Record excerpts.
——

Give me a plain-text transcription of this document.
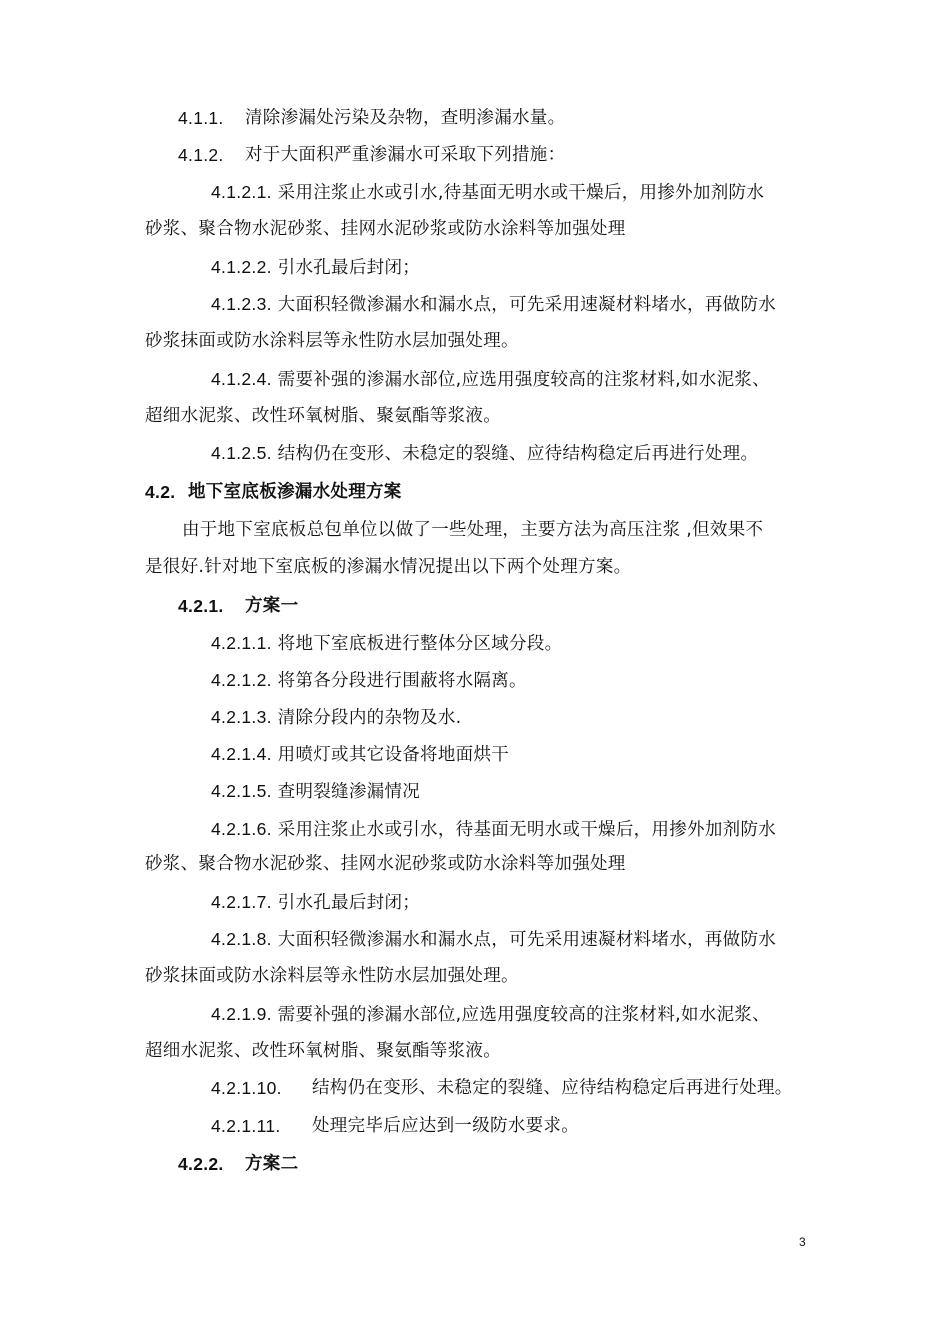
4.1.1. 清除渗漏处污染及杂物，查明渗漏水量。
4.1.2. 对于大面积严重渗漏水可采取下列措施：
4.1.2.1. 采用注浆止水或引水,待基面无明水或干燥后，用掺外加剂防水
砂浆、聚合物水泥砂浆、挂网水泥砂浆或防水涂料等加强处理
4.1.2.2. 引水孔最后封闭；
4.1.2.3. 大面积轻微渗漏水和漏水点，可先采用速凝材料堵水，再做防水
砂浆抹面或防水涂料层等永性防水层加强处理。
4.1.2.4. 需要补强的渗漏水部位,应选用强度较高的注浆材料,如水泥浆、
超细水泥浆、改性环氧树脂、聚氨酯等浆液。
4.1.2.5. 结构仍在变形、未稳定的裂缝、应待结构稳定后再进行处理。
4.2. 地下室底板渗漏水处理方案
由于地下室底板总包单位以做了一些处理，主要方法为高压注浆 ,但效果不
是很好.针对地下室底板的渗漏水情况提出以下两个处理方案。
4.2.1. 方案一
4.2.1.1. 将地下室底板进行整体分区域分段。
4.2.1.2. 将第各分段进行围蔽将水隔离。
4.2.1.3. 清除分段内的杂物及水.
4.2.1.4. 用喷灯或其它设备将地面烘干
4.2.1.5. 查明裂缝渗漏情况
4.2.1.6. 采用注浆止水或引水，待基面无明水或干燥后，用掺外加剂防水
砂浆、聚合物水泥砂浆、挂网水泥砂浆或防水涂料等加强处理
4.2.1.7. 引水孔最后封闭；
4.2.1.8. 大面积轻微渗漏水和漏水点，可先采用速凝材料堵水，再做防水
砂浆抹面或防水涂料层等永性防水层加强处理。
4.2.1.9. 需要补强的渗漏水部位,应选用强度较高的注浆材料,如水泥浆、
超细水泥浆、改性环氧树脂、聚氨酯等浆液。
4.2.1.10. 结构仍在变形、未稳定的裂缝、应待结构稳定后再进行处理。
4.2.1.11. 处理完毕后应达到一级防水要求。
4.2.2. 方案二
3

——

Aim of the task. Check each line of the data above for the string "可先采用速凝材料堵水" and report only how many lines have it.

Answer for this exercise. 2